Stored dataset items
— BEGIN —
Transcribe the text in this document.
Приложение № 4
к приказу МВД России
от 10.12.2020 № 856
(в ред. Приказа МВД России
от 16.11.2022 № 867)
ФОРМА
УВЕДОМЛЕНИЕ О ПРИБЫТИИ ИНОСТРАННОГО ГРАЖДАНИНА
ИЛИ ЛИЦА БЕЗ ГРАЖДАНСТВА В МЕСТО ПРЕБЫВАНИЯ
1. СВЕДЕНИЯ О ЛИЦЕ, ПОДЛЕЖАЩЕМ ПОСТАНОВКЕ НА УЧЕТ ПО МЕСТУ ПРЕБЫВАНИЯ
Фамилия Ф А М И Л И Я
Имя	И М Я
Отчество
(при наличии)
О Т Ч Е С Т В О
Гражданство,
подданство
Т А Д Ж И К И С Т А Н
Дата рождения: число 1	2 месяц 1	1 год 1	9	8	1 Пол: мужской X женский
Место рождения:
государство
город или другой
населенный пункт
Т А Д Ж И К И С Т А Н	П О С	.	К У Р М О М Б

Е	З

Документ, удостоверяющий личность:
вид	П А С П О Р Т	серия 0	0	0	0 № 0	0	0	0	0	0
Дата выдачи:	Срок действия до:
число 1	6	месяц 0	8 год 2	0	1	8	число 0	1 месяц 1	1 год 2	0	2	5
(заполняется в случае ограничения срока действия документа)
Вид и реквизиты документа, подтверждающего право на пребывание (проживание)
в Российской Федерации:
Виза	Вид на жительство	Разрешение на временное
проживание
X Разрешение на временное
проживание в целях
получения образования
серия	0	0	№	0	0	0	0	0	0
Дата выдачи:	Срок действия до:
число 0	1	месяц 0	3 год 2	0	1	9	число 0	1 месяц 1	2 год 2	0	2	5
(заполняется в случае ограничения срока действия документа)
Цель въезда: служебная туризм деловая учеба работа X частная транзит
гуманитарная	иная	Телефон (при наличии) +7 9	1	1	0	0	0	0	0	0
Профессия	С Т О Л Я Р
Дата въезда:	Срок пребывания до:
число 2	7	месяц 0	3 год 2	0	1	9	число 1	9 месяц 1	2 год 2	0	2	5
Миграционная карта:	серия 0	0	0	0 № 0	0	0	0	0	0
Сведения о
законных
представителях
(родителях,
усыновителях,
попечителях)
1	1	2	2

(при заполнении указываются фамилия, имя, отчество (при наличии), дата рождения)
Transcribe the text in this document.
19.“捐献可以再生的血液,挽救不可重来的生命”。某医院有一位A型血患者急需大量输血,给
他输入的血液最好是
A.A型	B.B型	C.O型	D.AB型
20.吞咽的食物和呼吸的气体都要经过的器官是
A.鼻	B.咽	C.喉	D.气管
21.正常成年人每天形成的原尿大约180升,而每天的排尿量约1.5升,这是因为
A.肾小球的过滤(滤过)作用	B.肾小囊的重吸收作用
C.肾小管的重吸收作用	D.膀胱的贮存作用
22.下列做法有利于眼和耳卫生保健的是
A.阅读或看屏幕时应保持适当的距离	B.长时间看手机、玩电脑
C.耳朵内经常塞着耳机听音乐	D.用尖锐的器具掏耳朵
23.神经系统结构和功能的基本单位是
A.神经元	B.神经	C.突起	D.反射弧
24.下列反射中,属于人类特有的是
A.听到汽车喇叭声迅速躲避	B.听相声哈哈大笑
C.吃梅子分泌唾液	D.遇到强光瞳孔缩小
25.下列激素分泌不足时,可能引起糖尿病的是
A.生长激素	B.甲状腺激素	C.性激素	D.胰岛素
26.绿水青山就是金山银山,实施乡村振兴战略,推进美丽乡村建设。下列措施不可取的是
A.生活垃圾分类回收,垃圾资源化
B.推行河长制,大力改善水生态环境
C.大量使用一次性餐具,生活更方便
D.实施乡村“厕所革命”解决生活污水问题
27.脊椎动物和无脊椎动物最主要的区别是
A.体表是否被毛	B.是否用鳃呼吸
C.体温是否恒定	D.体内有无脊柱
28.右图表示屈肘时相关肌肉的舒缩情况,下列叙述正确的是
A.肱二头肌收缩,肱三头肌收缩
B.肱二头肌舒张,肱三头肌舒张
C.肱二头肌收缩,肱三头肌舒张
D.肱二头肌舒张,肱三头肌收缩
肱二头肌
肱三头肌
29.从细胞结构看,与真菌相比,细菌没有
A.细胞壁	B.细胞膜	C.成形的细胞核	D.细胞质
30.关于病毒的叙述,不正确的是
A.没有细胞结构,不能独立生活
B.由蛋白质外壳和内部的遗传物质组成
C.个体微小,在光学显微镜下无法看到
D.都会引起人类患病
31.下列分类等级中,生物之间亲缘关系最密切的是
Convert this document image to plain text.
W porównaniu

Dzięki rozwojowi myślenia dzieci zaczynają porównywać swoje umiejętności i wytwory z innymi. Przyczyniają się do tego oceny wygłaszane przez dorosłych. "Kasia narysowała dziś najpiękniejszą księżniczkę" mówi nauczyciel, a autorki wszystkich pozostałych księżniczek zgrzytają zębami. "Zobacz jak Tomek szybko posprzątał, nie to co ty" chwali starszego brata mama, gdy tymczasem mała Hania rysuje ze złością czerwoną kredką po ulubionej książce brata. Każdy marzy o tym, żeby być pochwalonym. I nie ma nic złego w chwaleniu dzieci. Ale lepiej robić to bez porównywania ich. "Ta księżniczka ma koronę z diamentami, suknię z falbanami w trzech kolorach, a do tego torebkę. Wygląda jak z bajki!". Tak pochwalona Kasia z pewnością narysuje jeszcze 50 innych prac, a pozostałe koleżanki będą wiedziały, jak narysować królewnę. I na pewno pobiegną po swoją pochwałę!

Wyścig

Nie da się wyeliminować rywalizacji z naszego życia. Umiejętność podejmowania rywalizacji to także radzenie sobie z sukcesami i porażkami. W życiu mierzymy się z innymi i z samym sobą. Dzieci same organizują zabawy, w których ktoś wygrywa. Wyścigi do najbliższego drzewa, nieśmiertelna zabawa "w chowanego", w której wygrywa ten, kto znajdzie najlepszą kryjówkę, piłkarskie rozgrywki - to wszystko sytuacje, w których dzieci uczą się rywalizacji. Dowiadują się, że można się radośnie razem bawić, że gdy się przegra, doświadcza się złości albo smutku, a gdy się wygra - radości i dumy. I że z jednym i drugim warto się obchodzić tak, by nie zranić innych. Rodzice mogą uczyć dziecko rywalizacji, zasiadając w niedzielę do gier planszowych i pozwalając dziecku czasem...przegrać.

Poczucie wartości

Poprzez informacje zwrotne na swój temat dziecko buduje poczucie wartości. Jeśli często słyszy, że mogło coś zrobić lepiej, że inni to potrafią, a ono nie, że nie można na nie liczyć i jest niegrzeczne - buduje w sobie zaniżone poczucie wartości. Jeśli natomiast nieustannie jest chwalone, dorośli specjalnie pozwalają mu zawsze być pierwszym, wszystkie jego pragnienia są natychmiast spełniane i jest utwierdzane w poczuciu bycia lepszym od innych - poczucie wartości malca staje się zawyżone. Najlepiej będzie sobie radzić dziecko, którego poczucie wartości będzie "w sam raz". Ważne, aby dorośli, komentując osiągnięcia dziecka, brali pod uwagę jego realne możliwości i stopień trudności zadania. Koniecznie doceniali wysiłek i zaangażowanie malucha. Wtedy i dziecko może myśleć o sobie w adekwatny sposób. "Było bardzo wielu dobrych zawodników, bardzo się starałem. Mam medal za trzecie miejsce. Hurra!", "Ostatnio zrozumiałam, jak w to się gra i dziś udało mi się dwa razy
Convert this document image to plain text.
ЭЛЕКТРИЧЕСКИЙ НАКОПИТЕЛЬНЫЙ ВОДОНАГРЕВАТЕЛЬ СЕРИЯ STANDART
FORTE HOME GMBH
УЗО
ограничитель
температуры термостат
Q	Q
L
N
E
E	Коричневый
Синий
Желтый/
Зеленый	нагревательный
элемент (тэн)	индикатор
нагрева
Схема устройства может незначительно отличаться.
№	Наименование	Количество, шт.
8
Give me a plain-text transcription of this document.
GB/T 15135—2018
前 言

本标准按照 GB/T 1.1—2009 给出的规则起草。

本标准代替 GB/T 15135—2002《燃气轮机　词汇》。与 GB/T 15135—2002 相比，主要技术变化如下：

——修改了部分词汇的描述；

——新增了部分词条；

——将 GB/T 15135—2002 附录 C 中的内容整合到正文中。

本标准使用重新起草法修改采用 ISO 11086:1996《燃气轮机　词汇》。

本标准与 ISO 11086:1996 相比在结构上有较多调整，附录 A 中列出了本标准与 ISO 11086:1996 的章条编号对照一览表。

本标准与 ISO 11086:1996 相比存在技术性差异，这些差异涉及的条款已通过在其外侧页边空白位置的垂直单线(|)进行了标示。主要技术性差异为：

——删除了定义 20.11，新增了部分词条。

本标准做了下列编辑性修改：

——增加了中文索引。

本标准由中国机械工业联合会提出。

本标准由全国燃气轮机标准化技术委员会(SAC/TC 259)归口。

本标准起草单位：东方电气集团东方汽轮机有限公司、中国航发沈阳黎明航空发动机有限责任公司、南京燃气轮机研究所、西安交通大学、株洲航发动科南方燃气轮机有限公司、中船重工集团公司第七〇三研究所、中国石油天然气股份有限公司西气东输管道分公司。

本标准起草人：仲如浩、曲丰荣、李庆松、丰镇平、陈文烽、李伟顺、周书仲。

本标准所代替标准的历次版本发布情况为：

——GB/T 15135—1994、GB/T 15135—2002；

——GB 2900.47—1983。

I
— END —
Starting at the line that contains "Give me a plain-text", write out every line to the end of the entries, exactly as given.

EXERCISE ANSWER
Give me a plain-text transcription of this document.
GB/T 15135—2018
前 言

本标准按照 GB/T 1.1—2009 给出的规则起草。

本标准代替 GB/T 15135—2002《燃气轮机　词汇》。与 GB/T 15135—2002 相比，主要技术变化如下：

——修改了部分词汇的描述；

——新增了部分词条；

——将 GB/T 15135—2002 附录 C 中的内容整合到正文中。

本标准使用重新起草法修改采用 ISO 11086:1996《燃气轮机　词汇》。

本标准与 ISO 11086:1996 相比在结构上有较多调整，附录 A 中列出了本标准与 ISO 11086:1996 的章条编号对照一览表。

本标准与 ISO 11086:1996 相比存在技术性差异，这些差异涉及的条款已通过在其外侧页边空白位置的垂直单线(|)进行了标示。主要技术性差异为：

——删除了定义 20.11，新增了部分词条。

本标准做了下列编辑性修改：

——增加了中文索引。

本标准由中国机械工业联合会提出。

本标准由全国燃气轮机标准化技术委员会(SAC/TC 259)归口。

本标准起草单位：东方电气集团东方汽轮机有限公司、中国航发沈阳黎明航空发动机有限责任公司、南京燃气轮机研究所、西安交通大学、株洲航发动科南方燃气轮机有限公司、中船重工集团公司第七〇三研究所、中国石油天然气股份有限公司西气东输管道分公司。

本标准起草人：仲如浩、曲丰荣、李庆松、丰镇平、陈文烽、李伟顺、周书仲。

本标准所代替标准的历次版本发布情况为：

——GB/T 15135—1994、GB/T 15135—2002；

——GB 2900.47—1983。

I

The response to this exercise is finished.